▸ The data
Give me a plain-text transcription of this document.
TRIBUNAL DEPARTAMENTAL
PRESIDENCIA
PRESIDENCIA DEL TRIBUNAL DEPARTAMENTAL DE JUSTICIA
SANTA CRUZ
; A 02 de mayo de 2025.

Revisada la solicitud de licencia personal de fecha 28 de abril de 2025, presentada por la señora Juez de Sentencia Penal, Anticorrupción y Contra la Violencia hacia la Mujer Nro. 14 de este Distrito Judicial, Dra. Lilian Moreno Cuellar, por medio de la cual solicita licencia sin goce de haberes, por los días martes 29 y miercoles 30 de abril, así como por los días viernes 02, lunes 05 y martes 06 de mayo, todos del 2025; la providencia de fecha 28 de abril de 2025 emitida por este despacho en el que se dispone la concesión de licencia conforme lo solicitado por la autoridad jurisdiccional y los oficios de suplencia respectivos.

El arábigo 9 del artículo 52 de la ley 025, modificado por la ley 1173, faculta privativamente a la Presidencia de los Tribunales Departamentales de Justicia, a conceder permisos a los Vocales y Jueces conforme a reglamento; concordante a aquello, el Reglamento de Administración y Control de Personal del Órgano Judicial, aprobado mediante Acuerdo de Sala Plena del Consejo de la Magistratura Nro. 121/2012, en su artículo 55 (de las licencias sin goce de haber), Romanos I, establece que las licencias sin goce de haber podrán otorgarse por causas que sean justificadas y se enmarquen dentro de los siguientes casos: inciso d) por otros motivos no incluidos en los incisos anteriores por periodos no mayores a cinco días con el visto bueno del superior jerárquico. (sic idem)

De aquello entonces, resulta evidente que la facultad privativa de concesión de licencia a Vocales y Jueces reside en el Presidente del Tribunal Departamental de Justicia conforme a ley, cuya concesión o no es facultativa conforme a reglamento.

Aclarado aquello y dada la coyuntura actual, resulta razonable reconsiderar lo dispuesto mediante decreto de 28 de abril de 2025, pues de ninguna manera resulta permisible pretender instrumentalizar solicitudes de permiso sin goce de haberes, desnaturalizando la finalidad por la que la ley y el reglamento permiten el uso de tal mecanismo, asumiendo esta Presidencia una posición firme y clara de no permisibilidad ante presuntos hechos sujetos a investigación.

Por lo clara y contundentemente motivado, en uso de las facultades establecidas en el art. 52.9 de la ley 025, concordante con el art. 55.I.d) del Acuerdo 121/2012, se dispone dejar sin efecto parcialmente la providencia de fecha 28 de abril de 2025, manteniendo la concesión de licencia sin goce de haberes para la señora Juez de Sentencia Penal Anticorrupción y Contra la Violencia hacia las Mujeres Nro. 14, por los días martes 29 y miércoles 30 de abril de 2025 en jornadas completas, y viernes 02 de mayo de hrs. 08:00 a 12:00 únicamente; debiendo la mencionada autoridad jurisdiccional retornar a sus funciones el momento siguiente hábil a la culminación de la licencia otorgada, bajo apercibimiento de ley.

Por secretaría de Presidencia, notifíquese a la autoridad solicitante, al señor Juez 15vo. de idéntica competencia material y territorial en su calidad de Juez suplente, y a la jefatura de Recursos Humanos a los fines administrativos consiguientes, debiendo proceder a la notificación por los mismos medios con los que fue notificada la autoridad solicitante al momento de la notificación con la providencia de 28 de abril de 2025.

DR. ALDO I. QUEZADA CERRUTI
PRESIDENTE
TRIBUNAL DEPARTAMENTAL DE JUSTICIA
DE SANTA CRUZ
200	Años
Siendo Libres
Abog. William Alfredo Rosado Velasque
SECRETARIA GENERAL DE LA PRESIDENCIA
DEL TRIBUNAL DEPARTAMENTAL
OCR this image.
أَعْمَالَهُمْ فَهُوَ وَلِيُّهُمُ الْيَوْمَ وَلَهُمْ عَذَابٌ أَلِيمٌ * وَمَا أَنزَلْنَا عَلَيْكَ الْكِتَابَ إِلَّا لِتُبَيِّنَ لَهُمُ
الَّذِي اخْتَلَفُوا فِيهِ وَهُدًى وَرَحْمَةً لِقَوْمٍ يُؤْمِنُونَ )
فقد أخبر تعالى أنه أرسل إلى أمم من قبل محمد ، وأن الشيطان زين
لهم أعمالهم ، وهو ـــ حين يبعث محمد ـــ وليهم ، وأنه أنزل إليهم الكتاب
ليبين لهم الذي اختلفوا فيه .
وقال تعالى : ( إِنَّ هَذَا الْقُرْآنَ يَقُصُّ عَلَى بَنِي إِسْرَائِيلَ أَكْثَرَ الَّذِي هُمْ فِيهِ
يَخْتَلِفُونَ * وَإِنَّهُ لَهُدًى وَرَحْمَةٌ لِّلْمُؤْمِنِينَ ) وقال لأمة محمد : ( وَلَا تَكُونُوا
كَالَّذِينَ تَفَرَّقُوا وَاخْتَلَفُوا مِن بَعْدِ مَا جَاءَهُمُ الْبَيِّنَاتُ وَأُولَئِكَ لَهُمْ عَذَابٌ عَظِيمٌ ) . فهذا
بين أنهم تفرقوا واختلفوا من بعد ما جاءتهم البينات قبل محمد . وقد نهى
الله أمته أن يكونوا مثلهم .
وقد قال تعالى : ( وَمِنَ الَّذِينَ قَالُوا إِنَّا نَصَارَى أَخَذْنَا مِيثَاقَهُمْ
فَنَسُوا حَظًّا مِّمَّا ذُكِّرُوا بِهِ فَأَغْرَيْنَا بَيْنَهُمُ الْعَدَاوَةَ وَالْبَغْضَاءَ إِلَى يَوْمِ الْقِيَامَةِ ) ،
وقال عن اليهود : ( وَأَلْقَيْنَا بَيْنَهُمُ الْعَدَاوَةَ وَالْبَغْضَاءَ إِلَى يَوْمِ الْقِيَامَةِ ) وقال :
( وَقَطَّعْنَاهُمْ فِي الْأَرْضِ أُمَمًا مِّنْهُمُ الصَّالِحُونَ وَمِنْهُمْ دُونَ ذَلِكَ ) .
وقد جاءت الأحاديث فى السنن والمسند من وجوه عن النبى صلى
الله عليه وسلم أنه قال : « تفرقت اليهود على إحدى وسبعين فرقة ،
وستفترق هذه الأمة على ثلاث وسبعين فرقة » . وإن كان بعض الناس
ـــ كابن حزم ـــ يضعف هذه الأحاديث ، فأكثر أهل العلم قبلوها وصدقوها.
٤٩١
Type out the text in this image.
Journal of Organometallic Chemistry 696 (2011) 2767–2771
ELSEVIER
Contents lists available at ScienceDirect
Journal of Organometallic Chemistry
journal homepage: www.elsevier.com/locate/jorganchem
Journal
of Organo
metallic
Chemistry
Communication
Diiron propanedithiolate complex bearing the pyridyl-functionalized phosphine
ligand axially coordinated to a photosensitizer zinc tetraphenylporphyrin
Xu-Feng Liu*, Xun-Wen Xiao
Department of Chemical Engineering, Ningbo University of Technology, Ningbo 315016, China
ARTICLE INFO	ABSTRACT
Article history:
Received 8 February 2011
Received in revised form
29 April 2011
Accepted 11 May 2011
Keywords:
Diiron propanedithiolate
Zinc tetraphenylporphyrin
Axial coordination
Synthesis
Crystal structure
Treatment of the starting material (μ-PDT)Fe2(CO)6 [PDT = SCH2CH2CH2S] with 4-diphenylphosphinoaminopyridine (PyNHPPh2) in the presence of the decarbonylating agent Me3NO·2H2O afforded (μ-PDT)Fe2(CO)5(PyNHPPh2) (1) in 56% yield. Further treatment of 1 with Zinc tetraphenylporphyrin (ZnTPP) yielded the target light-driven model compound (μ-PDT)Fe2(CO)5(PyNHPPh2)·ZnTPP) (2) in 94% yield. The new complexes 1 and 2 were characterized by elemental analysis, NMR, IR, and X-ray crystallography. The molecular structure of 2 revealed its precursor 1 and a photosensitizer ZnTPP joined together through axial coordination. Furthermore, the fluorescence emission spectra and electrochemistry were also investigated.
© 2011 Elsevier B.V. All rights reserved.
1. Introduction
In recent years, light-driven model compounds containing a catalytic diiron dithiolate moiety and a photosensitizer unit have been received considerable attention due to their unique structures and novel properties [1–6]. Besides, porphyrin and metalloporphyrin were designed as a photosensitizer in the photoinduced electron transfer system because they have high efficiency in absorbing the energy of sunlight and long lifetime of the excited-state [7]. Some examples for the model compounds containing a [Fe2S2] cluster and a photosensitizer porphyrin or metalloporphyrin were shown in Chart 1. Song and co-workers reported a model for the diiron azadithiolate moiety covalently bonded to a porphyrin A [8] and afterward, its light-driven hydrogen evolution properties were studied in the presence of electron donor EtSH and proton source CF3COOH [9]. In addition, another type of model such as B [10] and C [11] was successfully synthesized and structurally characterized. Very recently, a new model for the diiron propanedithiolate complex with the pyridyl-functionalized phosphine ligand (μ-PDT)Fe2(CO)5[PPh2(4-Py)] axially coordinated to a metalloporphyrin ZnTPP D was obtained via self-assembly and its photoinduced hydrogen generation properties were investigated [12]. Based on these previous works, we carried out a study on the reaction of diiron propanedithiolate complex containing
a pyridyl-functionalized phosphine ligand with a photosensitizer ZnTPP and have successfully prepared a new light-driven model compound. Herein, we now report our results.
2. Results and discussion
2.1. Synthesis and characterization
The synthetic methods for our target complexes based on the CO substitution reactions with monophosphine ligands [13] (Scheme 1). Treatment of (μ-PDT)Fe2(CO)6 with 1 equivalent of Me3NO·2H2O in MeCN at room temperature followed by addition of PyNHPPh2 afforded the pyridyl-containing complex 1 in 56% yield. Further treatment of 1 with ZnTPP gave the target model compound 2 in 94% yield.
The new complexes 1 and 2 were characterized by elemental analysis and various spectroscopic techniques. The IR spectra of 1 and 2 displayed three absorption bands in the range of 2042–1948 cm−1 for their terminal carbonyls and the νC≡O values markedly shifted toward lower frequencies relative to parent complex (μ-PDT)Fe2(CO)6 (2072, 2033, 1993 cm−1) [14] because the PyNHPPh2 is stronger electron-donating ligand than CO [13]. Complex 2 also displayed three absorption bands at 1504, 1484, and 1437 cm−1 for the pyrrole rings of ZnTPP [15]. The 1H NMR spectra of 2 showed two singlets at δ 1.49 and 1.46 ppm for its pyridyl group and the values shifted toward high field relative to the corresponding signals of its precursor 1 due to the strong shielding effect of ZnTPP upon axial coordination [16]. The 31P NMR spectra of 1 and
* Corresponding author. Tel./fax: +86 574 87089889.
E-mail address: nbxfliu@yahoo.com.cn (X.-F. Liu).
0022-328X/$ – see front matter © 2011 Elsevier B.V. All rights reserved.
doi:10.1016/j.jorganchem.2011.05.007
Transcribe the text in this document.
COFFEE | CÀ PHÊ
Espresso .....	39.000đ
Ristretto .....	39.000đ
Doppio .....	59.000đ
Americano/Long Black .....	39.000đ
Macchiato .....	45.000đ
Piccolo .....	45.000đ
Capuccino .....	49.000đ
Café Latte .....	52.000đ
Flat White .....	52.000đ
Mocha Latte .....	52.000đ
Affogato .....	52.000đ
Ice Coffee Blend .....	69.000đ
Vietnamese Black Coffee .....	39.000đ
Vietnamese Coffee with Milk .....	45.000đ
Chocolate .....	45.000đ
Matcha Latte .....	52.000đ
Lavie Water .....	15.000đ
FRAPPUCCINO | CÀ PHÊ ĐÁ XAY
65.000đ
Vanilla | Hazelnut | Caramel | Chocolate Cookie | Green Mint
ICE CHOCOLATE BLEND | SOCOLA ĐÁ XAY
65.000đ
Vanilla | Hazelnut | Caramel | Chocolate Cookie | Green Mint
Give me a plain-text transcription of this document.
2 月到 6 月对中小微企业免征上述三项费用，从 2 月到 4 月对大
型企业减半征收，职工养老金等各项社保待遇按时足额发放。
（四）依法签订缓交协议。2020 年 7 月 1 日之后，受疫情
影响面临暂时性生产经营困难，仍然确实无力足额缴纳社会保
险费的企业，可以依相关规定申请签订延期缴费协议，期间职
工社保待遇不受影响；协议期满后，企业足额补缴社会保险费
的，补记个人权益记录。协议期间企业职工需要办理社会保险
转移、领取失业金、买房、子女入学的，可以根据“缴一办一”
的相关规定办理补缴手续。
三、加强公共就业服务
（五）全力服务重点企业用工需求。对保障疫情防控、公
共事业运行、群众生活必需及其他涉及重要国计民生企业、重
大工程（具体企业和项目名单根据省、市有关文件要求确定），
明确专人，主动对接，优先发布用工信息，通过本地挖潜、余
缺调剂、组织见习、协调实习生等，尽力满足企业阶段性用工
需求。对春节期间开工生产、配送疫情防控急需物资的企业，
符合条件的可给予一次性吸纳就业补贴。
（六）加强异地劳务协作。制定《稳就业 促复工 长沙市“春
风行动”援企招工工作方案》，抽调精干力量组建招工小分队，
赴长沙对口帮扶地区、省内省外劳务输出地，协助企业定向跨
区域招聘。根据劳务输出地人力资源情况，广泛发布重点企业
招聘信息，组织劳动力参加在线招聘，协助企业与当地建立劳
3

▸ Exercise instructions
From the entries above, return each line with the word "jorganchem" in it.

▸ In response
journal homepage: www.elsevier.com/locate/jorganchem
doi:10.1016/j.jorganchem.2011.05.007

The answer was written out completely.